● **SHORT EXERCISE**: Comb through the entries for "this" and pull out each line that holds it.

::::::::::

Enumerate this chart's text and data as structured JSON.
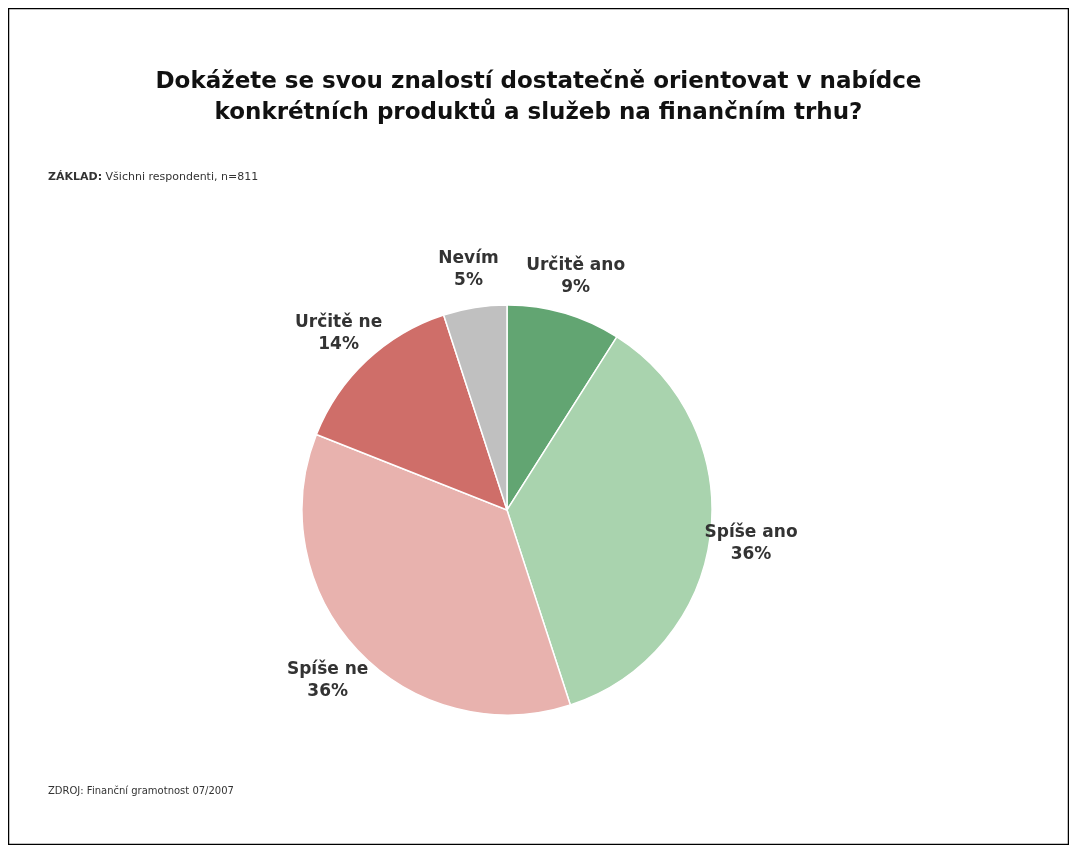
{
  "chart_data": {
    "type": "pie",
    "title": "Dokážete se svou znalostí dostatečně orientovat v nabídce\nkonkrétních produktů a služeb na finančním trhu?",
    "subtitle": "ZÁKLAD: Všichni respondenti, n=811",
    "categories": [
      "Určitě ano",
      "Spíše ano",
      "Spíše ne",
      "Určitě ne",
      "Nevím"
    ],
    "values": [
      9,
      36,
      36,
      14,
      5
    ],
    "colors": [
      "#62a572",
      "#a9d3ae",
      "#e8b2ae",
      "#cf6e69",
      "#c0c0c0"
    ],
    "value_labels": [
      "9%",
      "36%",
      "36%",
      "14%",
      "5%"
    ],
    "annotations": [
      "ZDROJ: Finanční gramotnost 07/2007"
    ]
  }
}
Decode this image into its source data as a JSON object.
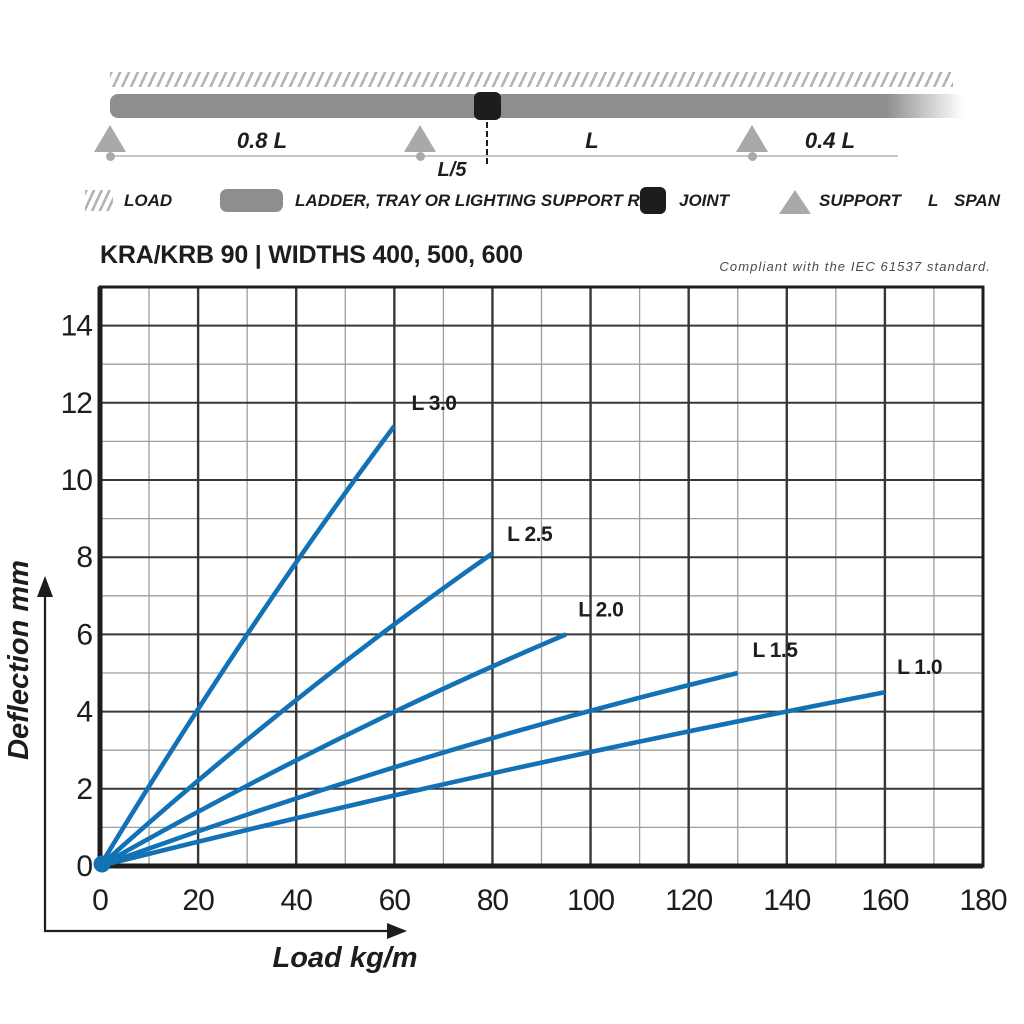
{
  "schematic": {
    "labels": {
      "left_span": "0.8 L",
      "joint_offset": "L/5",
      "mid_span": "L",
      "right_span": "0.4 L"
    }
  },
  "legend": {
    "items": [
      {
        "id": "load",
        "label": "LOAD"
      },
      {
        "id": "rail",
        "label": "LADDER, TRAY OR LIGHTING SUPPORT RAIL"
      },
      {
        "id": "joint",
        "label": "JOINT"
      },
      {
        "id": "support",
        "label": "SUPPORT"
      },
      {
        "id": "span",
        "symbol": "L",
        "label": "SPAN"
      }
    ]
  },
  "header": {
    "title": "KRA/KRB 90 | WIDTHS 400, 500, 600",
    "compliance_note": "Compliant with the IEC 61537 standard."
  },
  "chart_data": {
    "type": "line",
    "title": "KRA/KRB 90 | WIDTHS 400, 500, 600",
    "xlabel": "Load kg/m",
    "ylabel": "Deflection mm",
    "xlim": [
      0,
      180
    ],
    "ylim": [
      0,
      15
    ],
    "x_major_ticks": [
      0,
      20,
      40,
      60,
      80,
      100,
      120,
      140,
      160,
      180
    ],
    "y_major_ticks": [
      0,
      2,
      4,
      6,
      8,
      10,
      12,
      14
    ],
    "x_minor_step": 10,
    "y_minor_step": 1,
    "grid": true,
    "legend_position": "inline-labels",
    "line_color": "#1272b5",
    "grid_major_color": "#373736",
    "grid_minor_color": "#9e9e9d",
    "axis_color": "#1d1d1b",
    "origin_marker": true,
    "series": [
      {
        "name": "L 3.0",
        "points": [
          [
            0,
            0
          ],
          [
            30,
            6.0
          ],
          [
            60,
            11.4
          ]
        ],
        "label_anchor": [
          63.5,
          12.0
        ]
      },
      {
        "name": "L 2.5",
        "points": [
          [
            0,
            0
          ],
          [
            40,
            4.3
          ],
          [
            80,
            8.1
          ]
        ],
        "label_anchor": [
          83,
          8.6
        ]
      },
      {
        "name": "L 2.0",
        "points": [
          [
            0,
            0
          ],
          [
            48,
            3.25
          ],
          [
            95,
            6.0
          ]
        ],
        "label_anchor": [
          97.5,
          6.65
        ]
      },
      {
        "name": "L 1.5",
        "points": [
          [
            0,
            0
          ],
          [
            65,
            2.75
          ],
          [
            130,
            5.0
          ]
        ],
        "label_anchor": [
          133,
          5.6
        ]
      },
      {
        "name": "L 1.0",
        "points": [
          [
            0,
            0
          ],
          [
            80,
            2.4
          ],
          [
            160,
            4.5
          ]
        ],
        "label_anchor": [
          162.5,
          5.15
        ]
      }
    ]
  }
}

::::::::::

● **FINISHED TASK**:
Enumerate this chart's text and data as structured JSON.
Decode this image into its source data as a JSON object.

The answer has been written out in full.